Exercise aim: From the records below, copy every line that contains the word "Minister".

Records supplied:
--

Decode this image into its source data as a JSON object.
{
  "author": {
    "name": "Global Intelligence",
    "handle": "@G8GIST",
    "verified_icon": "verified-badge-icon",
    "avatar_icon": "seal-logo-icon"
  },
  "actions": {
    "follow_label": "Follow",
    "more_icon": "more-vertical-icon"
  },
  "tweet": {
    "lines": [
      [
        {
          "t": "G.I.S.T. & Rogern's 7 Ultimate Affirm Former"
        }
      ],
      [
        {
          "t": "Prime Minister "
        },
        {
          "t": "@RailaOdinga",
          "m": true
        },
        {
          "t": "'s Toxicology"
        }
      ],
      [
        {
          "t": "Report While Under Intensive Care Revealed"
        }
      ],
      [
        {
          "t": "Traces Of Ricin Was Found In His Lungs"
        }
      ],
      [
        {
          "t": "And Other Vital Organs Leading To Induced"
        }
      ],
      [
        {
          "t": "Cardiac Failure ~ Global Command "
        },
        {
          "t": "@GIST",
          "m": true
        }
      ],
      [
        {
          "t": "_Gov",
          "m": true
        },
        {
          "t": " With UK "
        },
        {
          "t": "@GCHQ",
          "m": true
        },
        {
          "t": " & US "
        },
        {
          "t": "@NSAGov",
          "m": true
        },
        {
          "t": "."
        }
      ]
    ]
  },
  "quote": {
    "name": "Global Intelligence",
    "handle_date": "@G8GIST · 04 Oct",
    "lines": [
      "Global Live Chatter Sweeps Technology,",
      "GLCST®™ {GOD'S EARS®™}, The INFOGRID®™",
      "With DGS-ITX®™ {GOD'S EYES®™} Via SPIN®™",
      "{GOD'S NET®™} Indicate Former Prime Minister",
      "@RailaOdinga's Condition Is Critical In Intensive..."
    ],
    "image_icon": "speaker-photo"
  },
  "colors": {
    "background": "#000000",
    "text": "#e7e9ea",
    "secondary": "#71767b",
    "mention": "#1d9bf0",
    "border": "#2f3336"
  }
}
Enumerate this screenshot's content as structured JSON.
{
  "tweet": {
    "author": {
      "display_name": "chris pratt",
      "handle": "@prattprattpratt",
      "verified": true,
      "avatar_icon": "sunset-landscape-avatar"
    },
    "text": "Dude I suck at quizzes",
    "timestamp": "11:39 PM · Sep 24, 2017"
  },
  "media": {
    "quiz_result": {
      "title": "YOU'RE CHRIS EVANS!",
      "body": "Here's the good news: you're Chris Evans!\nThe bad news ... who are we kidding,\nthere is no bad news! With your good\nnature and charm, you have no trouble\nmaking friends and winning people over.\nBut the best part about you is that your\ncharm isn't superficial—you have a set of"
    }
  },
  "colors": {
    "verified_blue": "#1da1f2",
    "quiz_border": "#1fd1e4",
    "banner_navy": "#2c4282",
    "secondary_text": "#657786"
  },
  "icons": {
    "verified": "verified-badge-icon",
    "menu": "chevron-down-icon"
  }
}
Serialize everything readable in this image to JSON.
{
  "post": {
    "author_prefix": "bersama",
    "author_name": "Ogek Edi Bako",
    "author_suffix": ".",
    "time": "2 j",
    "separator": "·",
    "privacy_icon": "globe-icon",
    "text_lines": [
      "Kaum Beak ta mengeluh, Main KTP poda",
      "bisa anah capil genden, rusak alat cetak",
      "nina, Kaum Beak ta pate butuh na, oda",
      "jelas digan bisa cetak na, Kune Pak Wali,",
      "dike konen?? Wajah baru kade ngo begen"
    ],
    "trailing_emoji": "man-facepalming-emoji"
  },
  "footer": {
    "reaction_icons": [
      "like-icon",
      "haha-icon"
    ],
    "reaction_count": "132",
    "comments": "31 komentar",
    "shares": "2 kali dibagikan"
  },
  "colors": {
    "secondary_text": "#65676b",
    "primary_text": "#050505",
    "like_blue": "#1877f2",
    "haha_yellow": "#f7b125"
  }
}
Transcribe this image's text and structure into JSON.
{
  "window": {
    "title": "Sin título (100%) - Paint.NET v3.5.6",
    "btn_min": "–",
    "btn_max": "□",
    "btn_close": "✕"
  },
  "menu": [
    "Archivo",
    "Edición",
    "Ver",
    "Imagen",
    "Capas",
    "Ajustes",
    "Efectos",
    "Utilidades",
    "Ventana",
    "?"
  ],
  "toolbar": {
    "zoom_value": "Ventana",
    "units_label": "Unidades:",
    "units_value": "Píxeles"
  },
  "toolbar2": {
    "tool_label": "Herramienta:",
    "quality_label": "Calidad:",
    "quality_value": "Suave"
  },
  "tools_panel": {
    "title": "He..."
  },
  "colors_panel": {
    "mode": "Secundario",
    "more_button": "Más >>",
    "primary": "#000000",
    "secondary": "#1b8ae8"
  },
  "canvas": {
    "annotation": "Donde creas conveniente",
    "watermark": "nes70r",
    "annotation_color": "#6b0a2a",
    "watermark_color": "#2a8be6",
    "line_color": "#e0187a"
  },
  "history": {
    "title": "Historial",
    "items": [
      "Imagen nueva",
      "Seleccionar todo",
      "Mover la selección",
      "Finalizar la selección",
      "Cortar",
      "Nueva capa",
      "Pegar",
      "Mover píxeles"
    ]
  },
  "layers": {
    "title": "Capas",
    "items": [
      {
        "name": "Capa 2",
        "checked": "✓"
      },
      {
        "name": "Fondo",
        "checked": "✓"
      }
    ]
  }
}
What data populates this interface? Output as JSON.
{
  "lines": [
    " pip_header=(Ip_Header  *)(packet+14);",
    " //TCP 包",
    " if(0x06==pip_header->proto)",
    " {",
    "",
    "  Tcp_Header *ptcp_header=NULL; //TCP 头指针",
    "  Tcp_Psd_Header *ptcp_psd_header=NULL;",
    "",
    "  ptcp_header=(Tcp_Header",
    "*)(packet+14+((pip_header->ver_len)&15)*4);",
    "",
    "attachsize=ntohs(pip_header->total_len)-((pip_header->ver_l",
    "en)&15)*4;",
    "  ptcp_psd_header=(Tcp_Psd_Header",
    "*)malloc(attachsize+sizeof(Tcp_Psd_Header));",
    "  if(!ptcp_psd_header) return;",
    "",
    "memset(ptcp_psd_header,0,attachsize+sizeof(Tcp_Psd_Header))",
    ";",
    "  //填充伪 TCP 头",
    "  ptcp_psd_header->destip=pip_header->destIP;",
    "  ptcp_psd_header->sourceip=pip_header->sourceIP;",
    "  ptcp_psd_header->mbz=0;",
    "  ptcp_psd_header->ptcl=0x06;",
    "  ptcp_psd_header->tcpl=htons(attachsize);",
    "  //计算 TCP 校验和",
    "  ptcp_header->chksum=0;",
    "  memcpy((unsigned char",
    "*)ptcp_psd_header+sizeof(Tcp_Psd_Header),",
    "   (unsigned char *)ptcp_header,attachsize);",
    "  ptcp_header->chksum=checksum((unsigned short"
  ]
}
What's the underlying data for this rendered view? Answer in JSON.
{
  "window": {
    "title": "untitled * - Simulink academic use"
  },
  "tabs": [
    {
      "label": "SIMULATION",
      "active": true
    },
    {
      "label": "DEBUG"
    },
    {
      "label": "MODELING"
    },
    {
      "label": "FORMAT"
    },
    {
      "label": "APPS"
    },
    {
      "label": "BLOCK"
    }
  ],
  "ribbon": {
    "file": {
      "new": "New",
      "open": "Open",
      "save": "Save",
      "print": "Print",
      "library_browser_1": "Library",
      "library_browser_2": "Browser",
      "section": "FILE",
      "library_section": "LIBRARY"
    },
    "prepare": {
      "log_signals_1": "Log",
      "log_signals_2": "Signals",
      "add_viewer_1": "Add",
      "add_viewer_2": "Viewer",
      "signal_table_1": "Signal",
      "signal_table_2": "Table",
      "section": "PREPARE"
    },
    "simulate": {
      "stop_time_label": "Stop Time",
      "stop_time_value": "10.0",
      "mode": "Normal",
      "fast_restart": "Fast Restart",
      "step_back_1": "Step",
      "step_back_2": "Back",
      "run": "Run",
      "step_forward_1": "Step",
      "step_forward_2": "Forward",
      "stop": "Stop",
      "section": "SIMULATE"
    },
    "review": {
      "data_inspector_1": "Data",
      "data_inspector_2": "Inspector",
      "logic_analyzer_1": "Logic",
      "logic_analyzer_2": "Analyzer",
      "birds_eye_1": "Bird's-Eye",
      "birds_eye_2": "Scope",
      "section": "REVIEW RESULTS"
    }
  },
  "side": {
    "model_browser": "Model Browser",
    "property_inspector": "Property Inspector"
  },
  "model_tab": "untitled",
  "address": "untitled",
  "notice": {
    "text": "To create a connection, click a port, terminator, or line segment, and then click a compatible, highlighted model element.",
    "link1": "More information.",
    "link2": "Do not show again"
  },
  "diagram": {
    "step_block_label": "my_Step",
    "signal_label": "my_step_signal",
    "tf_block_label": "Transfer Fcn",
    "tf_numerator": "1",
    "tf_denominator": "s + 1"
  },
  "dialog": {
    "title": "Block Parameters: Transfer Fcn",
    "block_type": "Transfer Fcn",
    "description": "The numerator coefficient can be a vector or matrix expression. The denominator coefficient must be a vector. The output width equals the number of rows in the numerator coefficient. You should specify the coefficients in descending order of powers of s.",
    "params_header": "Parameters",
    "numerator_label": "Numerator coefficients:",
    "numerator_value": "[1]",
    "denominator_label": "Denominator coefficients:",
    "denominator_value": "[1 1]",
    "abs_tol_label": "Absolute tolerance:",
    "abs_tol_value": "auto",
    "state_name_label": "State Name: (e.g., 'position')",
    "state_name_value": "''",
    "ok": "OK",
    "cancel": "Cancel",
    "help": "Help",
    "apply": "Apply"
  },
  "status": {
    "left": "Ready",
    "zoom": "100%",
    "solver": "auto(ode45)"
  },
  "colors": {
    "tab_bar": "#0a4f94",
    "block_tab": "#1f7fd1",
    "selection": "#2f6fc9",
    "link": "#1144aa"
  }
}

--

Solution for this exercise:
          "t": "Prime Minister "
      "{GOD'S NET®™} Indicate Former Prime Minister",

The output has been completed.